* **Data lines**:
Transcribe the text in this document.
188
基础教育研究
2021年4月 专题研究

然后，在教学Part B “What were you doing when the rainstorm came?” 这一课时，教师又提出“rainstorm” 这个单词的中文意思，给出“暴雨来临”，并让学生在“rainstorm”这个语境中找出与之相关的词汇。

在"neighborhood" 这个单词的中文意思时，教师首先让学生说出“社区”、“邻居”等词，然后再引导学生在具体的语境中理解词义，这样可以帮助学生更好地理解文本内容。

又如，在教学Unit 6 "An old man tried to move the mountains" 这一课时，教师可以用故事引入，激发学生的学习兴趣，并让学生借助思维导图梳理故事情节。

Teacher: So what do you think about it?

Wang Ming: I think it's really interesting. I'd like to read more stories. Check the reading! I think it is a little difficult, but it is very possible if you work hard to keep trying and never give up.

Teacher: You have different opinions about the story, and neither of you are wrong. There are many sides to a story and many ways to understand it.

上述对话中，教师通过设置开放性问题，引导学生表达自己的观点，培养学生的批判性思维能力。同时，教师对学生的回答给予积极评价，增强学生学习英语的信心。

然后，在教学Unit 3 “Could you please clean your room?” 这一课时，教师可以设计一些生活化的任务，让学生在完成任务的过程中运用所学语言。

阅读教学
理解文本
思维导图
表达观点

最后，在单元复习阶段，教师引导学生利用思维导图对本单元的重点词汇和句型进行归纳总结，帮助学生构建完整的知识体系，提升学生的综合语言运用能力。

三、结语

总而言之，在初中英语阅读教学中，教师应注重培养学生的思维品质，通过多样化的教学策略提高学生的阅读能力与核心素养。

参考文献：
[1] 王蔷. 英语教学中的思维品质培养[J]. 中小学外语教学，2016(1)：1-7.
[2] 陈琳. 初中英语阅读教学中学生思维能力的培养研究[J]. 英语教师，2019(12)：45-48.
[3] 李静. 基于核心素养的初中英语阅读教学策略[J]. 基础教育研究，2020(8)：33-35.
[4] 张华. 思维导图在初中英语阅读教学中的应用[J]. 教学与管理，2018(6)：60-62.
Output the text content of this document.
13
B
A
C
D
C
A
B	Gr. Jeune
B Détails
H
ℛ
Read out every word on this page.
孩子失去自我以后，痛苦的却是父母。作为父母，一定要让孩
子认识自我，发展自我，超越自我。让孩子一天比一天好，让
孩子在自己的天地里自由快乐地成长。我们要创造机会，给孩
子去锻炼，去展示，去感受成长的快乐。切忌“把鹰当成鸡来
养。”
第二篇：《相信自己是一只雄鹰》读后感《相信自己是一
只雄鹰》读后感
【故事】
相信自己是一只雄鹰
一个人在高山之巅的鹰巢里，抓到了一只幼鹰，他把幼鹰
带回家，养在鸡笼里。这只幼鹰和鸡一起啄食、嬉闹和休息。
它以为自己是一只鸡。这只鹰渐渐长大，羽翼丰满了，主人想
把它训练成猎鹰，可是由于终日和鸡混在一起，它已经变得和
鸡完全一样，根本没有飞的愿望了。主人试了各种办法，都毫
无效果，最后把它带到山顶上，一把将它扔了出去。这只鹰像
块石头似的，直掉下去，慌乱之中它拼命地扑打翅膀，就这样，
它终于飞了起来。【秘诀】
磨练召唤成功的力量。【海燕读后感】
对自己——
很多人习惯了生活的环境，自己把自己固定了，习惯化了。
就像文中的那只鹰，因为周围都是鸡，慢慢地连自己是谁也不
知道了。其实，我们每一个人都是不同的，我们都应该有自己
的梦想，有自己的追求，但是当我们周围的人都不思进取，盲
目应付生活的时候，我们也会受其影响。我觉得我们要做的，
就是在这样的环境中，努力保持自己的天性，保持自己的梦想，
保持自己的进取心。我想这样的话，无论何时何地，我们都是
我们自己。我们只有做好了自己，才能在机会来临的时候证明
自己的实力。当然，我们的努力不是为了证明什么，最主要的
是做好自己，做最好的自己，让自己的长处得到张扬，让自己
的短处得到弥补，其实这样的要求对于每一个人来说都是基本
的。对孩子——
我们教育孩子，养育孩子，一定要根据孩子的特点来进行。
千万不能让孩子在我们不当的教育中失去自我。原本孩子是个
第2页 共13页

* **Given problem**: Make an exact copy of the data above.

* **Answer for the task**:
Transcribe the text in this document.
188
基础教育研究
2021年4月 专题研究

然后，在教学Part B “What were you doing when the rainstorm came?” 这一课时，教师又提出“rainstorm” 这个单词的中文意思，给出“暴雨来临”，并让学生在“rainstorm”这个语境中找出与之相关的词汇。

在"neighborhood" 这个单词的中文意思时，教师首先让学生说出“社区”、“邻居”等词，然后再引导学生在具体的语境中理解词义，这样可以帮助学生更好地理解文本内容。

又如，在教学Unit 6 "An old man tried to move the mountains" 这一课时，教师可以用故事引入，激发学生的学习兴趣，并让学生借助思维导图梳理故事情节。

Teacher: So what do you think about it?

Wang Ming: I think it's really interesting. I'd like to read more stories. Check the reading! I think it is a little difficult, but it is very possible if you work hard to keep trying and never give up.

Teacher: You have different opinions about the story, and neither of you are wrong. There are many sides to a story and many ways to understand it.

上述对话中，教师通过设置开放性问题，引导学生表达自己的观点，培养学生的批判性思维能力。同时，教师对学生的回答给予积极评价，增强学生学习英语的信心。

然后，在教学Unit 3 “Could you please clean your room?” 这一课时，教师可以设计一些生活化的任务，让学生在完成任务的过程中运用所学语言。

阅读教学
理解文本
思维导图
表达观点

最后，在单元复习阶段，教师引导学生利用思维导图对本单元的重点词汇和句型进行归纳总结，帮助学生构建完整的知识体系，提升学生的综合语言运用能力。

三、结语

总而言之，在初中英语阅读教学中，教师应注重培养学生的思维品质，通过多样化的教学策略提高学生的阅读能力与核心素养。

参考文献：
[1] 王蔷. 英语教学中的思维品质培养[J]. 中小学外语教学，2016(1)：1-7.
[2] 陈琳. 初中英语阅读教学中学生思维能力的培养研究[J]. 英语教师，2019(12)：45-48.
[3] 李静. 基于核心素养的初中英语阅读教学策略[J]. 基础教育研究，2020(8)：33-35.
[4] 张华. 思维导图在初中英语阅读教学中的应用[J]. 教学与管理，2018(6)：60-62.
Output the text content of this document.
13
B
A
C
D
C
A
B	Gr. Jeune
B Détails
H
ℛ
Read out every word on this page.
孩子失去自我以后，痛苦的却是父母。作为父母，一定要让孩
子认识自我，发展自我，超越自我。让孩子一天比一天好，让
孩子在自己的天地里自由快乐地成长。我们要创造机会，给孩
子去锻炼，去展示，去感受成长的快乐。切忌“把鹰当成鸡来
养。”
第二篇：《相信自己是一只雄鹰》读后感《相信自己是一
只雄鹰》读后感
【故事】
相信自己是一只雄鹰
一个人在高山之巅的鹰巢里，抓到了一只幼鹰，他把幼鹰
带回家，养在鸡笼里。这只幼鹰和鸡一起啄食、嬉闹和休息。
它以为自己是一只鸡。这只鹰渐渐长大，羽翼丰满了，主人想
把它训练成猎鹰，可是由于终日和鸡混在一起，它已经变得和
鸡完全一样，根本没有飞的愿望了。主人试了各种办法，都毫
无效果，最后把它带到山顶上，一把将它扔了出去。这只鹰像
块石头似的，直掉下去，慌乱之中它拼命地扑打翅膀，就这样，
它终于飞了起来。【秘诀】
磨练召唤成功的力量。【海燕读后感】
对自己——
很多人习惯了生活的环境，自己把自己固定了，习惯化了。
就像文中的那只鹰，因为周围都是鸡，慢慢地连自己是谁也不
知道了。其实，我们每一个人都是不同的，我们都应该有自己
的梦想，有自己的追求，但是当我们周围的人都不思进取，盲
目应付生活的时候，我们也会受其影响。我觉得我们要做的，
就是在这样的环境中，努力保持自己的天性，保持自己的梦想，
保持自己的进取心。我想这样的话，无论何时何地，我们都是
我们自己。我们只有做好了自己，才能在机会来临的时候证明
自己的实力。当然，我们的努力不是为了证明什么，最主要的
是做好自己，做最好的自己，让自己的长处得到张扬，让自己
的短处得到弥补，其实这样的要求对于每一个人来说都是基本
的。对孩子——
我们教育孩子，养育孩子，一定要根据孩子的特点来进行。
千万不能让孩子在我们不当的教育中失去自我。原本孩子是个
第2页 共13页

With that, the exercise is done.